#### Given task:
Please repeat all of the lines that follow, exactly as written.
____________
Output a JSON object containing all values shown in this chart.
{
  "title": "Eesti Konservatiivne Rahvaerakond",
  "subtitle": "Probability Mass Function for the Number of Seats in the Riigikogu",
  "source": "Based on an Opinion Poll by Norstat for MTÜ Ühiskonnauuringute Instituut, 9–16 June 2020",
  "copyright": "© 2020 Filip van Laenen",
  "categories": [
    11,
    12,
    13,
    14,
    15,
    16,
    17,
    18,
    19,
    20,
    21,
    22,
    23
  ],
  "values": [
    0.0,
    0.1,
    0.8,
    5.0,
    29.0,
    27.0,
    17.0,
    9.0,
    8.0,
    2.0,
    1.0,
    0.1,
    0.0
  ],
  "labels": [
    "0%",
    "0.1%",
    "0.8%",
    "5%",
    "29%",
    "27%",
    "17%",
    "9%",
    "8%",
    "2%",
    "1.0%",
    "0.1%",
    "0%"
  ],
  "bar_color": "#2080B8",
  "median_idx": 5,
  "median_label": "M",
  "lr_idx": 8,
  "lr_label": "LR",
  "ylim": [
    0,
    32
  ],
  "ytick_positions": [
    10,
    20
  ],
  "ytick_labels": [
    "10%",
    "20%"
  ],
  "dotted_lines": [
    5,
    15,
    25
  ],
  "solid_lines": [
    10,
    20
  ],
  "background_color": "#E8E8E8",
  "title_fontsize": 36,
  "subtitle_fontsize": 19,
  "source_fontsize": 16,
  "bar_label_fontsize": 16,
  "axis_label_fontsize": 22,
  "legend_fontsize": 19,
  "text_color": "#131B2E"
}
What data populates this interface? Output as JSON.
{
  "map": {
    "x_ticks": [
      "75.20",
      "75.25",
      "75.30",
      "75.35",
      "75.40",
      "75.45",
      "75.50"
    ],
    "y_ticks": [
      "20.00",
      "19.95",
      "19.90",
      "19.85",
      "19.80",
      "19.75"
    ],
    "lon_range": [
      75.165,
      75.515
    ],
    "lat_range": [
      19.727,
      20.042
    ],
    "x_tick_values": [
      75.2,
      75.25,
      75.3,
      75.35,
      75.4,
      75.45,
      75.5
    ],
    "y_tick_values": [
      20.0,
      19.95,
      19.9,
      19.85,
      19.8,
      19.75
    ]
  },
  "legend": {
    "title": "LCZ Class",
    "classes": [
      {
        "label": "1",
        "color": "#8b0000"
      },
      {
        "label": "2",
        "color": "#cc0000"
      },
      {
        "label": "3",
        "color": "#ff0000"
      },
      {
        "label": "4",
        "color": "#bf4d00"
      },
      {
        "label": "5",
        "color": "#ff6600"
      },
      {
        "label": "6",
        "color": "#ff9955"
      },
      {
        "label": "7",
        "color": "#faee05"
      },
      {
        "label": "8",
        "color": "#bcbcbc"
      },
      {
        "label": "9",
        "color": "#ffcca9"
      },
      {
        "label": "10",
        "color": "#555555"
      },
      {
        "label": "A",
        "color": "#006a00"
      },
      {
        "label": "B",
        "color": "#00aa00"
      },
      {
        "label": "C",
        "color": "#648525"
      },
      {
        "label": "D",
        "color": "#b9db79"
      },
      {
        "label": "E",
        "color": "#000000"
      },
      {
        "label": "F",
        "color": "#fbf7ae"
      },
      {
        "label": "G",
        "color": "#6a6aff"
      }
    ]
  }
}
____________
#### The response:
Output a JSON object containing all values shown in this chart.
{
  "title": "Eesti Konservatiivne Rahvaerakond",
  "subtitle": "Probability Mass Function for the Number of Seats in the Riigikogu",
  "source": "Based on an Opinion Poll by Norstat for MTÜ Ühiskonnauuringute Instituut, 9–16 June 2020",
  "copyright": "© 2020 Filip van Laenen",
  "categories": [
    11,
    12,
    13,
    14,
    15,
    16,
    17,
    18,
    19,
    20,
    21,
    22,
    23
  ],
  "values": [
    0.0,
    0.1,
    0.8,
    5.0,
    29.0,
    27.0,
    17.0,
    9.0,
    8.0,
    2.0,
    1.0,
    0.1,
    0.0
  ],
  "labels": [
    "0%",
    "0.1%",
    "0.8%",
    "5%",
    "29%",
    "27%",
    "17%",
    "9%",
    "8%",
    "2%",
    "1.0%",
    "0.1%",
    "0%"
  ],
  "bar_color": "#2080B8",
  "median_idx": 5,
  "median_label": "M",
  "lr_idx": 8,
  "lr_label": "LR",
  "ylim": [
    0,
    32
  ],
  "ytick_positions": [
    10,
    20
  ],
  "ytick_labels": [
    "10%",
    "20%"
  ],
  "dotted_lines": [
    5,
    15,
    25
  ],
  "solid_lines": [
    10,
    20
  ],
  "background_color": "#E8E8E8",
  "title_fontsize": 36,
  "subtitle_fontsize": 19,
  "source_fontsize": 16,
  "bar_label_fontsize": 16,
  "axis_label_fontsize": 22,
  "legend_fontsize": 19,
  "text_color": "#131B2E"
}
What data populates this interface? Output as JSON.
{
  "map": {
    "x_ticks": [
      "75.20",
      "75.25",
      "75.30",
      "75.35",
      "75.40",
      "75.45",
      "75.50"
    ],
    "y_ticks": [
      "20.00",
      "19.95",
      "19.90",
      "19.85",
      "19.80",
      "19.75"
    ],
    "lon_range": [
      75.165,
      75.515
    ],
    "lat_range": [
      19.727,
      20.042
    ],
    "x_tick_values": [
      75.2,
      75.25,
      75.3,
      75.35,
      75.4,
      75.45,
      75.5
    ],
    "y_tick_values": [
      20.0,
      19.95,
      19.9,
      19.85,
      19.8,
      19.75
    ]
  },
  "legend": {
    "title": "LCZ Class",
    "classes": [
      {
        "label": "1",
        "color": "#8b0000"
      },
      {
        "label": "2",
        "color": "#cc0000"
      },
      {
        "label": "3",
        "color": "#ff0000"
      },
      {
        "label": "4",
        "color": "#bf4d00"
      },
      {
        "label": "5",
        "color": "#ff6600"
      },
      {
        "label": "6",
        "color": "#ff9955"
      },
      {
        "label": "7",
        "color": "#faee05"
      },
      {
        "label": "8",
        "color": "#bcbcbc"
      },
      {
        "label": "9",
        "color": "#ffcca9"
      },
      {
        "label": "10",
        "color": "#555555"
      },
      {
        "label": "A",
        "color": "#006a00"
      },
      {
        "label": "B",
        "color": "#00aa00"
      },
      {
        "label": "C",
        "color": "#648525"
      },
      {
        "label": "D",
        "color": "#b9db79"
      },
      {
        "label": "E",
        "color": "#000000"
      },
      {
        "label": "F",
        "color": "#fbf7ae"
      },
      {
        "label": "G",
        "color": "#6a6aff"
      }
    ]
  }
}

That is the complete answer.